→ **To be done**
State how many lines of the entries hold the string "type", and nothing more.

→ **Stored data**
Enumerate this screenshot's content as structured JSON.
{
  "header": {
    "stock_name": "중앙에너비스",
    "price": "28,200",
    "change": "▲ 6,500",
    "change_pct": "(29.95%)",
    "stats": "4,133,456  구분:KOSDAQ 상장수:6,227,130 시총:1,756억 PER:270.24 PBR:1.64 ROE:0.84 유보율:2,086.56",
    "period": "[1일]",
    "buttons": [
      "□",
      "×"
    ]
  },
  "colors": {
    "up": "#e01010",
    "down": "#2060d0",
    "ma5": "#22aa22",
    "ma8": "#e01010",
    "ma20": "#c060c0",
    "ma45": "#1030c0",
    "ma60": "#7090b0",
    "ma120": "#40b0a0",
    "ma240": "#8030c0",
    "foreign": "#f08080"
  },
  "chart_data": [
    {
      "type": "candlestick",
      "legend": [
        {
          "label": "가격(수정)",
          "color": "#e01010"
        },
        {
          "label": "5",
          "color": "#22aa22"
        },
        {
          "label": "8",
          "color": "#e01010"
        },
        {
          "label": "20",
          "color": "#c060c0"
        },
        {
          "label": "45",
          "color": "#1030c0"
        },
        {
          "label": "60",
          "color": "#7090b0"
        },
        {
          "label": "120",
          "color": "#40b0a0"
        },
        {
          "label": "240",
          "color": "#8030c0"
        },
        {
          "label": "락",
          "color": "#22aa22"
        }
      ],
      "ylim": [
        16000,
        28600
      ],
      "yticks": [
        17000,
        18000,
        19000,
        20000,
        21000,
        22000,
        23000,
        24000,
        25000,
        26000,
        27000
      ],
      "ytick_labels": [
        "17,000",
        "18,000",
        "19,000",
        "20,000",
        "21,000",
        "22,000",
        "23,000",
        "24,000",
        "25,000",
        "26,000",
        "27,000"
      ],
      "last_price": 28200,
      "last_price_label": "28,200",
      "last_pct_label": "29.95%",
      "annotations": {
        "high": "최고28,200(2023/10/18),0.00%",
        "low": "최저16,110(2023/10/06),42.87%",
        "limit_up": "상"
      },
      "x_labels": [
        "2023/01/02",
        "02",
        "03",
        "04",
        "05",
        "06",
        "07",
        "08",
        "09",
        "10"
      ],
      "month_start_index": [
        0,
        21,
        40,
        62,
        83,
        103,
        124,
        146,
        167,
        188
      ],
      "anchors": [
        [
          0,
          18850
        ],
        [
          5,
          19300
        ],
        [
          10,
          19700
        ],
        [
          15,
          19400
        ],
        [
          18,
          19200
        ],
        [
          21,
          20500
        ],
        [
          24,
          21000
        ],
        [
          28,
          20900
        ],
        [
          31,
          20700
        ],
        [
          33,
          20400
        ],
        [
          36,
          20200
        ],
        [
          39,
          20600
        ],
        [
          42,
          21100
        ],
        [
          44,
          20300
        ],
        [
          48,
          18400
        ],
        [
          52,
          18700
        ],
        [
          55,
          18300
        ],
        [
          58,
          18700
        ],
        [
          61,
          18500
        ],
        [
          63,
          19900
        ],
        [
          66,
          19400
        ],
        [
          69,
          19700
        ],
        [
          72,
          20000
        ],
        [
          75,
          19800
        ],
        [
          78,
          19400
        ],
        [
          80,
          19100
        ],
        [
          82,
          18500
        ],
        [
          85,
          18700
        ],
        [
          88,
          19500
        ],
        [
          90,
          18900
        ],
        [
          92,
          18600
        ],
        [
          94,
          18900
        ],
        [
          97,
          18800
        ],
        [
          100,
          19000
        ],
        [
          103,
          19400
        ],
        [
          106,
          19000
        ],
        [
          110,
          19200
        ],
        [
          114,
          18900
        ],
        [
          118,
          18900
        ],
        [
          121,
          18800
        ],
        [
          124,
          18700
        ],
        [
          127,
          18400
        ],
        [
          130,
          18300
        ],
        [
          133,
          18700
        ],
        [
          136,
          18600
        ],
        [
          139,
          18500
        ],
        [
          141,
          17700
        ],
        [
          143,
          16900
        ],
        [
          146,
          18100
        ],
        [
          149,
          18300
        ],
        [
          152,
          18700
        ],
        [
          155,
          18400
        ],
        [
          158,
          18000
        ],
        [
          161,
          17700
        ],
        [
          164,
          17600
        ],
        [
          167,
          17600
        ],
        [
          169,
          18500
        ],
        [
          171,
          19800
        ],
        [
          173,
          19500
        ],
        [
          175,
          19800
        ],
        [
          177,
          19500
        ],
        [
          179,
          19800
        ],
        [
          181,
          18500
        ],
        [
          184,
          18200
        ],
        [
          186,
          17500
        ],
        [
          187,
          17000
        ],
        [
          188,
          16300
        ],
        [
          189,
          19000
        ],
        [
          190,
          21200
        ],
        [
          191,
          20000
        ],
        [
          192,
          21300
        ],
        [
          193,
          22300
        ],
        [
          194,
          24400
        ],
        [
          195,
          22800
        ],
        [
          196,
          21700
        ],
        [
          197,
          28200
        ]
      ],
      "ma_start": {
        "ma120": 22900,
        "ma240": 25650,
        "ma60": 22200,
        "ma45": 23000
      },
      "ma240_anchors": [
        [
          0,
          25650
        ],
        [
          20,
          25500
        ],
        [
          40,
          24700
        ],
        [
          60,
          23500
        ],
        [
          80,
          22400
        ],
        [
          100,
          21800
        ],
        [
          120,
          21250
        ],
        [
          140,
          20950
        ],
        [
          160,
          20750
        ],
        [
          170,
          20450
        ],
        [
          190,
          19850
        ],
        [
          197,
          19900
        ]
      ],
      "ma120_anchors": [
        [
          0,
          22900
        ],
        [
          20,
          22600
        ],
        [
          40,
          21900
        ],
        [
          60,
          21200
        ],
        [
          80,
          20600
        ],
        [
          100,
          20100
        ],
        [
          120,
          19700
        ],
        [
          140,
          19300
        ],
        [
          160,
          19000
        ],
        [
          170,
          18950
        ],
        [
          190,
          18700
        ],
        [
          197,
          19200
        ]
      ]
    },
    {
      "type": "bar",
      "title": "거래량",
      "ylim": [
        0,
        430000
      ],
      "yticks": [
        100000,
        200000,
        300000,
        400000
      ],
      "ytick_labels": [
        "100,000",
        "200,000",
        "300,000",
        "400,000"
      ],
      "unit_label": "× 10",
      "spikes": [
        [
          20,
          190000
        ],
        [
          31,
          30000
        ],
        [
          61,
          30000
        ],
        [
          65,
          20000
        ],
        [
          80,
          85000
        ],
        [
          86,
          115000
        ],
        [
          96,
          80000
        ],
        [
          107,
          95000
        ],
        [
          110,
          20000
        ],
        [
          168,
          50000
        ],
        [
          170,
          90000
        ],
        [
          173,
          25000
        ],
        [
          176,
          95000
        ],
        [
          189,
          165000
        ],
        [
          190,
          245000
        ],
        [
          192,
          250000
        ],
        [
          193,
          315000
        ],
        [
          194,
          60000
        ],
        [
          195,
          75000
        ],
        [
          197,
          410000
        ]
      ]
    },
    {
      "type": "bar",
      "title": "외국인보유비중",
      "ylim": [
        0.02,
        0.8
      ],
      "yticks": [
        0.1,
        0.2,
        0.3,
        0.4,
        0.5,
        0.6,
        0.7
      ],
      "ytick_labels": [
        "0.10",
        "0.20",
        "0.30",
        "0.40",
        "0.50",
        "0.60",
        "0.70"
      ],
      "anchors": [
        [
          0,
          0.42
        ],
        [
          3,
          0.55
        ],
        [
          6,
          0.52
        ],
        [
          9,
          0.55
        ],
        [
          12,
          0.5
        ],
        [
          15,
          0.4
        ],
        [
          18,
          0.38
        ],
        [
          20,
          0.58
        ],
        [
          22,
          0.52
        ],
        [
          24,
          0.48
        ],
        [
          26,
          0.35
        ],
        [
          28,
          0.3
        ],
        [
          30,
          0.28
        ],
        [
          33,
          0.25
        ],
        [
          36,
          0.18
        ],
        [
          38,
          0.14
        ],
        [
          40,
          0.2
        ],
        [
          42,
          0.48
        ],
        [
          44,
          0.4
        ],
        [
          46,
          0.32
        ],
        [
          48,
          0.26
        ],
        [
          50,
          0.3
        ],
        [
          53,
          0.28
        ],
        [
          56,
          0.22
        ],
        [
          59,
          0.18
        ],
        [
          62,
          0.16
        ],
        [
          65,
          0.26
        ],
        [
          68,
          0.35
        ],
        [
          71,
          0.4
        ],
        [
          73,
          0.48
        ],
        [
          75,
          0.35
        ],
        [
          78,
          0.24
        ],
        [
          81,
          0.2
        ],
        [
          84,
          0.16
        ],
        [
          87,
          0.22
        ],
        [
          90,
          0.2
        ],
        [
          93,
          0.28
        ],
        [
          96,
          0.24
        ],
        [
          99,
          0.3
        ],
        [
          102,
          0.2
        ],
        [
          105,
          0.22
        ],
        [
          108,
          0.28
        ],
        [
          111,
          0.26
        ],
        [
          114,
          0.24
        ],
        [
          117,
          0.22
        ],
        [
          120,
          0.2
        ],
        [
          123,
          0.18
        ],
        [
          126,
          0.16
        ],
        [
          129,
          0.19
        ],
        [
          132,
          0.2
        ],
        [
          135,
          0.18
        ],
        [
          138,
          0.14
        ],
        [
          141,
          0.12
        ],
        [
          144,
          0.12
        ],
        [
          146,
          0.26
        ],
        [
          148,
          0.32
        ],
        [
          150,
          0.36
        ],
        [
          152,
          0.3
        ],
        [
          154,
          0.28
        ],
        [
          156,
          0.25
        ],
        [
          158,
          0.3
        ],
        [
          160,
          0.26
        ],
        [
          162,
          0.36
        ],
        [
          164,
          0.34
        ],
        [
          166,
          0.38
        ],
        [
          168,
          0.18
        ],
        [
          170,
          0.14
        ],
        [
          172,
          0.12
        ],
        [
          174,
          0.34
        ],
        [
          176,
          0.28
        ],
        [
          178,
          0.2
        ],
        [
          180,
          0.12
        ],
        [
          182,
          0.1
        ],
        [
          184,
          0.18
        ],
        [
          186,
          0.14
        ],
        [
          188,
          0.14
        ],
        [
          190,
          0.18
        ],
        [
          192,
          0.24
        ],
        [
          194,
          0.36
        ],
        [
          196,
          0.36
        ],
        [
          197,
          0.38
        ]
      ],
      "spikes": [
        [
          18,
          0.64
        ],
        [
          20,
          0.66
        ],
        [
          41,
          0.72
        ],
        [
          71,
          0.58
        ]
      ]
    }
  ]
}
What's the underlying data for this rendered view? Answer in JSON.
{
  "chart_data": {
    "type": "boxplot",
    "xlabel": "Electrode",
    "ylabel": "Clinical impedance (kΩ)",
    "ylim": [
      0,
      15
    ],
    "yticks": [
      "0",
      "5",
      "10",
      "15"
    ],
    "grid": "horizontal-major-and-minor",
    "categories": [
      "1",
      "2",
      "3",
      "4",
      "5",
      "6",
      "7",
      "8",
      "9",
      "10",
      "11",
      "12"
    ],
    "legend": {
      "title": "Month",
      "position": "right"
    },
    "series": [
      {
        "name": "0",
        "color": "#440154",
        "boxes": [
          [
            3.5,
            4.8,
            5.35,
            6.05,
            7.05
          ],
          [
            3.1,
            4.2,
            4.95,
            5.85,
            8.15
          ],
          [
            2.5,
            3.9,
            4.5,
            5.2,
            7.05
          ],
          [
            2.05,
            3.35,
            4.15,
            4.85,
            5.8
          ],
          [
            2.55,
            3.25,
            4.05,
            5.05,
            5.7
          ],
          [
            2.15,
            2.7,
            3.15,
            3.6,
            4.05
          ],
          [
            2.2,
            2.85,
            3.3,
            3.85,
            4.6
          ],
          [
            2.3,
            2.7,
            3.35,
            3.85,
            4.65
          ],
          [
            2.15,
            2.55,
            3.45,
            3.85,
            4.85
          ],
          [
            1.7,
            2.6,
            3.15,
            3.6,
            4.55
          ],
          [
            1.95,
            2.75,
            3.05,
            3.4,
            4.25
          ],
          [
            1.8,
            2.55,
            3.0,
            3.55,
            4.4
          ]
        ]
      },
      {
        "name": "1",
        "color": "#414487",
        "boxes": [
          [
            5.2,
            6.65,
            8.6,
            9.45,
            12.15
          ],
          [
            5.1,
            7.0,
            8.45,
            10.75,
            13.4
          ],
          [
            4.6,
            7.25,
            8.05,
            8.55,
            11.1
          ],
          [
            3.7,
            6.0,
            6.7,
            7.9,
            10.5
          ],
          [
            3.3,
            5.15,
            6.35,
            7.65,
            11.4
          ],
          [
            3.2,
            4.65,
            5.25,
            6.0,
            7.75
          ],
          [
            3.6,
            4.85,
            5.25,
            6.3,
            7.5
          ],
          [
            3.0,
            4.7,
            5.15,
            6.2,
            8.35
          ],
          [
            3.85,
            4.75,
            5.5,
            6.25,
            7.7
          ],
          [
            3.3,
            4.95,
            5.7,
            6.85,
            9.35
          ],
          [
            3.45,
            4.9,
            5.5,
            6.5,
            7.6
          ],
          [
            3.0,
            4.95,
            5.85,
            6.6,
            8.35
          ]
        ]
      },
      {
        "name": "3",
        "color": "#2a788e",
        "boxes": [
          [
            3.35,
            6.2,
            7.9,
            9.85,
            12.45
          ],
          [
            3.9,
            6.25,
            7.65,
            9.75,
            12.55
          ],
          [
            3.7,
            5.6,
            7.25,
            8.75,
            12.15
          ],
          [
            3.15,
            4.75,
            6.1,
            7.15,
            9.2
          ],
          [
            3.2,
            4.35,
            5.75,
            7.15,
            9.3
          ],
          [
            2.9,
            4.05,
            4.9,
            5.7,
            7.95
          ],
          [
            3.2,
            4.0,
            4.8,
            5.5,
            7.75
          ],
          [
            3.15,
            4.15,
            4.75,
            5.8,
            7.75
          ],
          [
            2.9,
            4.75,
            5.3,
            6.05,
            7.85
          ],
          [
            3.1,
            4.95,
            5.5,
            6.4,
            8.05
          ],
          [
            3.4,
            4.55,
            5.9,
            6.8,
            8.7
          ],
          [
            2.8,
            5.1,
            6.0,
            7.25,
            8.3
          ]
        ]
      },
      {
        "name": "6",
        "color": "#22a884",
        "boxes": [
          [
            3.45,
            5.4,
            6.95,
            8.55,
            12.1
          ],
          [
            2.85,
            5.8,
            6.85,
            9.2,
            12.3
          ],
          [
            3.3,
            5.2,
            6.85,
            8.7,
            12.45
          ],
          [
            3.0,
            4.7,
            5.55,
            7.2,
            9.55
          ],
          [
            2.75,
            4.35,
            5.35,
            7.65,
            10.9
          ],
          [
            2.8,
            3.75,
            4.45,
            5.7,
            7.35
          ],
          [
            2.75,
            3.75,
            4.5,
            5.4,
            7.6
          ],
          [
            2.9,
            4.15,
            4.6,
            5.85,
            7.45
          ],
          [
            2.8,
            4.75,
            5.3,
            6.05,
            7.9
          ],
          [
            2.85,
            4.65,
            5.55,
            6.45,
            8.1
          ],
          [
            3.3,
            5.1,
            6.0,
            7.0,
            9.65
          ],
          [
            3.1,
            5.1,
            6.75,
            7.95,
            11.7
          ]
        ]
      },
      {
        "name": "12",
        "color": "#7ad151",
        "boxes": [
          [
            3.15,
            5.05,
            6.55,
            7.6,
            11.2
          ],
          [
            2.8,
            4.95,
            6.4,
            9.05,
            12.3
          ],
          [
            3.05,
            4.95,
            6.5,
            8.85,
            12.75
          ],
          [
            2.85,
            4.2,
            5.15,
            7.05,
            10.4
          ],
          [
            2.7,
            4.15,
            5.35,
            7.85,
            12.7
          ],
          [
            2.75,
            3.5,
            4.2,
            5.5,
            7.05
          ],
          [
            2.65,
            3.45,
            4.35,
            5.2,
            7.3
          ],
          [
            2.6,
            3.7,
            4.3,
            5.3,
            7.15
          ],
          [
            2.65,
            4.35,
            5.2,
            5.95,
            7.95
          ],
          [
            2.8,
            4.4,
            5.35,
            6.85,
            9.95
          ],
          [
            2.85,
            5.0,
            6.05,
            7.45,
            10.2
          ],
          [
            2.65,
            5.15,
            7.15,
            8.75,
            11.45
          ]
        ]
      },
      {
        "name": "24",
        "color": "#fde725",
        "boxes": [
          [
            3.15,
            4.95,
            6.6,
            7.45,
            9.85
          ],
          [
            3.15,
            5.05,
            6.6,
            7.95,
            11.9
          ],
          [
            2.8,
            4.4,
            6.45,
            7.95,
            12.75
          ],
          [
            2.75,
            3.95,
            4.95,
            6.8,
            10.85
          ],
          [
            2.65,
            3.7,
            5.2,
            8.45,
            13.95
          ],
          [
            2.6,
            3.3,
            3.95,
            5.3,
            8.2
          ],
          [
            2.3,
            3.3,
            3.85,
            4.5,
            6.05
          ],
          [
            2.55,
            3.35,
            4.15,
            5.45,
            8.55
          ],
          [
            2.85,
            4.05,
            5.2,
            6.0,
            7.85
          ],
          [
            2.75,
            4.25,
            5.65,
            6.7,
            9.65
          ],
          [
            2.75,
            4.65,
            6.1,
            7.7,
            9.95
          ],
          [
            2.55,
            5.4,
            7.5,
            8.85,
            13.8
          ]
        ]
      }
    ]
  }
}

→ **Answer for the task**
4